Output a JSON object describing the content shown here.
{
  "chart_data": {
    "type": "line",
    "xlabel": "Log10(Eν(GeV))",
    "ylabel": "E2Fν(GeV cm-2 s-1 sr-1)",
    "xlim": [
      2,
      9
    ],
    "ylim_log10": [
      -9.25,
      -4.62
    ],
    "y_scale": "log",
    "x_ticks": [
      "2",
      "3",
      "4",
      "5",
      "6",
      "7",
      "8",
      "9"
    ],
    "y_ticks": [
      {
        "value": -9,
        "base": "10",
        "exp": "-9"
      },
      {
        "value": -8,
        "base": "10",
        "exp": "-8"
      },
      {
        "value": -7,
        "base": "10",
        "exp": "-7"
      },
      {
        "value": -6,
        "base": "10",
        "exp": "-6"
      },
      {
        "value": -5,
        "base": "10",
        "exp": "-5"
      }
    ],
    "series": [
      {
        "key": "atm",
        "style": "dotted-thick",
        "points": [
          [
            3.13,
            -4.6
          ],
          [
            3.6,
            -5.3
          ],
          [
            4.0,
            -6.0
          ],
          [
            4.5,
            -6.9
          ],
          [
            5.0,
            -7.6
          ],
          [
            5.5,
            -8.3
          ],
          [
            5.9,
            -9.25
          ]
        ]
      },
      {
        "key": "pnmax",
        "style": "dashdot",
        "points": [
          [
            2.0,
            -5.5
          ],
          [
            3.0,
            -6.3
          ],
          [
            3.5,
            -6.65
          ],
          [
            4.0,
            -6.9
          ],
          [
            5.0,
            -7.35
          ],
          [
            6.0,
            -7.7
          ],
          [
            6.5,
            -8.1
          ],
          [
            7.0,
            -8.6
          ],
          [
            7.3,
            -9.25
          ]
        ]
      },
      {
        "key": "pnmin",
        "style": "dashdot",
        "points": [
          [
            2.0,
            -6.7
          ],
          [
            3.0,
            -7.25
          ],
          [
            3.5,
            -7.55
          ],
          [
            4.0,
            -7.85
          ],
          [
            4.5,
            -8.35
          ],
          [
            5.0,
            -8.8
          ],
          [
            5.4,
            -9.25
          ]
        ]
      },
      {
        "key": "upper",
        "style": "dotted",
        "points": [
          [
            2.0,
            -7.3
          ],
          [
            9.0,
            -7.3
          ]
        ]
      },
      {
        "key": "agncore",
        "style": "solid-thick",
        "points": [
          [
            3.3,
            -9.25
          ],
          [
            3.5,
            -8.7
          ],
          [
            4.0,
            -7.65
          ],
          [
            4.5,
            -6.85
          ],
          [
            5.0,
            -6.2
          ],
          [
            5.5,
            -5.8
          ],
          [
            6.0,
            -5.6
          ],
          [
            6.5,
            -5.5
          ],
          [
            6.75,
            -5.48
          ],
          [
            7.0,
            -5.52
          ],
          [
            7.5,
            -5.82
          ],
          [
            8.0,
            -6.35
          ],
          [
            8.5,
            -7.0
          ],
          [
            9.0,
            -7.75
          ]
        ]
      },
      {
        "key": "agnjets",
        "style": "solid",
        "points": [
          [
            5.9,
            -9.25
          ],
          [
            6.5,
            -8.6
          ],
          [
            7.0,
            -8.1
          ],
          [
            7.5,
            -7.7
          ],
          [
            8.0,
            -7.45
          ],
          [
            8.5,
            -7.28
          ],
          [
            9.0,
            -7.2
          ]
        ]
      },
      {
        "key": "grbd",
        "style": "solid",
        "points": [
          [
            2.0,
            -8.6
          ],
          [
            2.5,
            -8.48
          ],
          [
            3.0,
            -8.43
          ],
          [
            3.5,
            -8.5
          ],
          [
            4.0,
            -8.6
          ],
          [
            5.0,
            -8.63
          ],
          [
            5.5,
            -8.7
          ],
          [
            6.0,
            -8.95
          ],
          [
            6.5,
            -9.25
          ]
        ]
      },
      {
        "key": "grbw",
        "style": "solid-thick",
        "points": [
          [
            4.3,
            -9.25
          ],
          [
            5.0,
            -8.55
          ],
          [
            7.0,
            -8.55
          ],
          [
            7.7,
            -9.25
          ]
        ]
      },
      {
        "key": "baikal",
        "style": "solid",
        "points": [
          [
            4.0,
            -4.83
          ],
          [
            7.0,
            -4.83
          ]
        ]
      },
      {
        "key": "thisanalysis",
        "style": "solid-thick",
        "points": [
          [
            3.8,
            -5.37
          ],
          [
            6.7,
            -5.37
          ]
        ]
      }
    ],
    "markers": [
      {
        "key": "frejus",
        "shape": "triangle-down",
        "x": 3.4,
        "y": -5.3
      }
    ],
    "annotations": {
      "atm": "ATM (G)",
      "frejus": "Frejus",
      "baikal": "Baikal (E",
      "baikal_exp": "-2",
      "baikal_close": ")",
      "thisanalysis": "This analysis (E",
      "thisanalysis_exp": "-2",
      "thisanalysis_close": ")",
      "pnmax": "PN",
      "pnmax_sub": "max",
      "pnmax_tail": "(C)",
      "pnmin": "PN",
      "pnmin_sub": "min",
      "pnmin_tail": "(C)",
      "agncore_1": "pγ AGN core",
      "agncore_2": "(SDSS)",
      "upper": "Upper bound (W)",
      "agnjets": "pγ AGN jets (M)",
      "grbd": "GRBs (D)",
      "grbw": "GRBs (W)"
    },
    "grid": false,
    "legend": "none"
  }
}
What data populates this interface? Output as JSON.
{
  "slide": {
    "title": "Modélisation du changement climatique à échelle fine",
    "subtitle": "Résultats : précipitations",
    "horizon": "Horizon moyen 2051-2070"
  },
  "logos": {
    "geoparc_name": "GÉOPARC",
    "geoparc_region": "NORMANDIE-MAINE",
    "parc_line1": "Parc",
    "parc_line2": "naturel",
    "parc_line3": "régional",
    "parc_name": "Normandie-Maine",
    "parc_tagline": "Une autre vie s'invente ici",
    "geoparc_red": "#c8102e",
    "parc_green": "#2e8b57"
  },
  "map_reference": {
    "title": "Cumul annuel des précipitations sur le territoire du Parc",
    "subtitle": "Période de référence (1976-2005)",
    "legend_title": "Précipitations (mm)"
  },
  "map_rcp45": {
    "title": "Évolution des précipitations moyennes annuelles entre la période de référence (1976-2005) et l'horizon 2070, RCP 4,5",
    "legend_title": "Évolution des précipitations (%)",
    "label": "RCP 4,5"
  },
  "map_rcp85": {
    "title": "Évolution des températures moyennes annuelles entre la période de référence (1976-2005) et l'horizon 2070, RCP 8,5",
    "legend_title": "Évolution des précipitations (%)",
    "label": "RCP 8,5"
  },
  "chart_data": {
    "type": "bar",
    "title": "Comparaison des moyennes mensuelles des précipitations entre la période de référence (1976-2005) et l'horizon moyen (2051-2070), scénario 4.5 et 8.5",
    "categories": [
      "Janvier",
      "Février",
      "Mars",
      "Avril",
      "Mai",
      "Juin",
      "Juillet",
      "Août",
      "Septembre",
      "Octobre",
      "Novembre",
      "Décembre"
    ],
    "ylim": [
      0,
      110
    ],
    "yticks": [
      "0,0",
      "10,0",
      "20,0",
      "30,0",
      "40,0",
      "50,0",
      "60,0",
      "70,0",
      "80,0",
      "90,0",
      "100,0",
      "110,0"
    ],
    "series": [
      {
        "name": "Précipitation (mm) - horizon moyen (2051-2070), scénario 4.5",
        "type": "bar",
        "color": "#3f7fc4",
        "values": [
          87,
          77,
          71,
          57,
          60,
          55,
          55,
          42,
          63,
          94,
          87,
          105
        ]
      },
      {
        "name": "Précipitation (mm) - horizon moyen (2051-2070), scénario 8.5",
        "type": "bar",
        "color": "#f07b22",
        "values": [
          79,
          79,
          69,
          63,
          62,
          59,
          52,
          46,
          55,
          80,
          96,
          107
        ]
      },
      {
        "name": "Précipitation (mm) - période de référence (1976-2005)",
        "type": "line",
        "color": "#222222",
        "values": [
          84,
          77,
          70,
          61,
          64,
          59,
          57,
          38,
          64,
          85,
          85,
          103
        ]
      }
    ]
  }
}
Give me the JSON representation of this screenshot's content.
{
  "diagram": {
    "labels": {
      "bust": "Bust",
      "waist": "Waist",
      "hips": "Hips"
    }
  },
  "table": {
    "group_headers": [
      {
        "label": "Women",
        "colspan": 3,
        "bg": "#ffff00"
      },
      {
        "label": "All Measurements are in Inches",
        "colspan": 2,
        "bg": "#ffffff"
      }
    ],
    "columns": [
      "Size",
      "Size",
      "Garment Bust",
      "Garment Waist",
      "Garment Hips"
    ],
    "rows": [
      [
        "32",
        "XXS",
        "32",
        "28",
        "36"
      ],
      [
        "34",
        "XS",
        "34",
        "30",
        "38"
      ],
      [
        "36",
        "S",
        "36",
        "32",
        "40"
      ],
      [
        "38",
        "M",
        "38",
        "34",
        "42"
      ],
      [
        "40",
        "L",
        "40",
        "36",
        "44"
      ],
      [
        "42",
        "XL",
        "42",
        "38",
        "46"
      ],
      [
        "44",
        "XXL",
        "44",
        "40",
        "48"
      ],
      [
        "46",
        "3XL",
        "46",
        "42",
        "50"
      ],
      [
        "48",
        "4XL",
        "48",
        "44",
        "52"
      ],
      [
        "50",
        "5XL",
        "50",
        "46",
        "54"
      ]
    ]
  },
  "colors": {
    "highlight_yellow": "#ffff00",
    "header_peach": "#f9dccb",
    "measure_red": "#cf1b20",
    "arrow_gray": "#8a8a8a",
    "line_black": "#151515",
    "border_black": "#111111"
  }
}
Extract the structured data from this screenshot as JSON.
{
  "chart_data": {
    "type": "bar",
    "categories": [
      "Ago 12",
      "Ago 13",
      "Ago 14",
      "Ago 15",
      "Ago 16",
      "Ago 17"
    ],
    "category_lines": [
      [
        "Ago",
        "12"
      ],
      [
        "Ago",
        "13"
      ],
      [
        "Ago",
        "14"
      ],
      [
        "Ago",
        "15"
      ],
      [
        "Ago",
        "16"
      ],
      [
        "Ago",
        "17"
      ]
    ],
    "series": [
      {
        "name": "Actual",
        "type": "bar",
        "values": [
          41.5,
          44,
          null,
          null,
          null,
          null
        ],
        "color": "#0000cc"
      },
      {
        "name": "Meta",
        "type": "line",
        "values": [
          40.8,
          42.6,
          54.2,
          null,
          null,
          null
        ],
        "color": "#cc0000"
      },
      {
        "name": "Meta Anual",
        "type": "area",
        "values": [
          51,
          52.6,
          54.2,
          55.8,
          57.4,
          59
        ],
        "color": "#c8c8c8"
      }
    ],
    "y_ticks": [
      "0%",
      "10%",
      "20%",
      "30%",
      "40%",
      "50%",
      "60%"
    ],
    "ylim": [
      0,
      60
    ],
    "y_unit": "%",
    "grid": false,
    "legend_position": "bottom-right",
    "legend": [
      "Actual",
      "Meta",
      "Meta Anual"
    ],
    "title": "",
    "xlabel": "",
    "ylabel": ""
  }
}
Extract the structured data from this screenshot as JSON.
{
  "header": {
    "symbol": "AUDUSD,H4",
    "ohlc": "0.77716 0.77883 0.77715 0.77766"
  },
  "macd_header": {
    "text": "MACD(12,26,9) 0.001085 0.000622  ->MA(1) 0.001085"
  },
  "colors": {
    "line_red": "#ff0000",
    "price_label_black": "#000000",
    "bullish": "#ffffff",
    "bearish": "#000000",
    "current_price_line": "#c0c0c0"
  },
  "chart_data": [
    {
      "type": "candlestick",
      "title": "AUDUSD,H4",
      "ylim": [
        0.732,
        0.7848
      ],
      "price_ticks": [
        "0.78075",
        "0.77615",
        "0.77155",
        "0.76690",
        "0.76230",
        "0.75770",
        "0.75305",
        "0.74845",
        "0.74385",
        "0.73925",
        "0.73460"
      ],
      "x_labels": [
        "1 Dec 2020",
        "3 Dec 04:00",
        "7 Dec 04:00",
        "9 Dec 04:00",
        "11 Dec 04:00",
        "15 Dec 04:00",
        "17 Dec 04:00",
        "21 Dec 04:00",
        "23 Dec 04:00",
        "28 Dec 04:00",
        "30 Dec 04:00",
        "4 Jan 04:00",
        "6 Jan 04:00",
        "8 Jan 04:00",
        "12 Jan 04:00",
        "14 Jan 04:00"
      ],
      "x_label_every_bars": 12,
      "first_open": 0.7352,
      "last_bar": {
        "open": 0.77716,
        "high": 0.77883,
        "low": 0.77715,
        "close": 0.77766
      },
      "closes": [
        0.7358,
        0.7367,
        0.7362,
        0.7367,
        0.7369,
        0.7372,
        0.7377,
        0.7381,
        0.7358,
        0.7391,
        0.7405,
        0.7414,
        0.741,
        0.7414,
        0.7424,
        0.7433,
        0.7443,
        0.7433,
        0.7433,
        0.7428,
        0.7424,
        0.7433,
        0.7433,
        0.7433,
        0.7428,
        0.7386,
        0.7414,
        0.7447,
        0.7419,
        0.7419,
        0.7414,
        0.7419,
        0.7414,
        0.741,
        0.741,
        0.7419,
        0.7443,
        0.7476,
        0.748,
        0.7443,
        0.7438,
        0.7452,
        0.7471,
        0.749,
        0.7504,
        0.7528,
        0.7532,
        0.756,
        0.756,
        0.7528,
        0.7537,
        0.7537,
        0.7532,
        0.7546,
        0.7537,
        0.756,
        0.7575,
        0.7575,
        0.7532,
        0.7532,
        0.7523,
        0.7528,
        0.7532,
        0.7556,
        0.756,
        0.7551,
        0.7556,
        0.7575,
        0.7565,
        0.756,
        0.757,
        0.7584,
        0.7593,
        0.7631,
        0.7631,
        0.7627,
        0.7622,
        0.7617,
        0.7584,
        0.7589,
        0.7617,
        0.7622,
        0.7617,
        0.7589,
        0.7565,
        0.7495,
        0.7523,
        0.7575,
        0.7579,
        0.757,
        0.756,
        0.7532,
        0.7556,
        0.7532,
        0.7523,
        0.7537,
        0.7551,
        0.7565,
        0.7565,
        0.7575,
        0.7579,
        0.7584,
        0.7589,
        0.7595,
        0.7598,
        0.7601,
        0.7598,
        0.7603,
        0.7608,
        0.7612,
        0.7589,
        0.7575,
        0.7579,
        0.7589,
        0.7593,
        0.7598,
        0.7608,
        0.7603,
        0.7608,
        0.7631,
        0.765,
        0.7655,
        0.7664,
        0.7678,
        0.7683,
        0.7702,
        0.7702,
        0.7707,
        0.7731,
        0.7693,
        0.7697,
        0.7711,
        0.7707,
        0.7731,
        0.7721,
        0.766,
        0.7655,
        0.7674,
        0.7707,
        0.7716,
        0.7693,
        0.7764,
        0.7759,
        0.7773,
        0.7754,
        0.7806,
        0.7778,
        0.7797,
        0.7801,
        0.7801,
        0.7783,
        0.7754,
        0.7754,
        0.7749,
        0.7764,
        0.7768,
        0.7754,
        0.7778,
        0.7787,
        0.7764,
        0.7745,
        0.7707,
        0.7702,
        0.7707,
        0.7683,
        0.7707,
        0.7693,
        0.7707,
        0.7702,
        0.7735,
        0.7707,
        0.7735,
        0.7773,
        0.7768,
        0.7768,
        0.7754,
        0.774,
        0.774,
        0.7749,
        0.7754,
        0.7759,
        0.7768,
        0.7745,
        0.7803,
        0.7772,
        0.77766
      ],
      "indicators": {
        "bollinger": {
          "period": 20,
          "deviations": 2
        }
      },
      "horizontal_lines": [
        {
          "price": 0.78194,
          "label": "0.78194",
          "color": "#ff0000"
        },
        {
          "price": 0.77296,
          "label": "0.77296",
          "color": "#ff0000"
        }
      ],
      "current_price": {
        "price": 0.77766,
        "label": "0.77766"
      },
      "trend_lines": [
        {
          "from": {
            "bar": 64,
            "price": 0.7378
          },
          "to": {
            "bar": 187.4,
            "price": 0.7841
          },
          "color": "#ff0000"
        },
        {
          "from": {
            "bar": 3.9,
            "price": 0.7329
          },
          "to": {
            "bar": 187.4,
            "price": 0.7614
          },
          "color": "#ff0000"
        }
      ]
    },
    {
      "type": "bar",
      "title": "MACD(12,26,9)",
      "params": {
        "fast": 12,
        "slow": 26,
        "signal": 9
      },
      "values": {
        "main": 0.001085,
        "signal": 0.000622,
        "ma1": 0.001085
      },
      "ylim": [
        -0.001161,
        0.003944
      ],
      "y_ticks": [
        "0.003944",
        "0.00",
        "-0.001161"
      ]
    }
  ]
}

◆ ◆ ◆ ◆

#### WHAT TO PRODUCE:
Read the lines above. Gather those in which the string "moyennes" is found.

#### REPLY TO THE TASK:
    "title": "Évolution des précipitations moyennes annuelles entre la période de référence (1976-2005) et l'horizon 2070, RCP 4,5",
    "title": "Évolution des températures moyennes annuelles entre la période de référence (1976-2005) et l'horizon 2070, RCP 8,5",
    "title": "Comparaison des moyennes mensuelles des précipitations entre la période de référence (1976-2005) et l'horizon moyen (2051-2070), scénario 4.5 et 8.5",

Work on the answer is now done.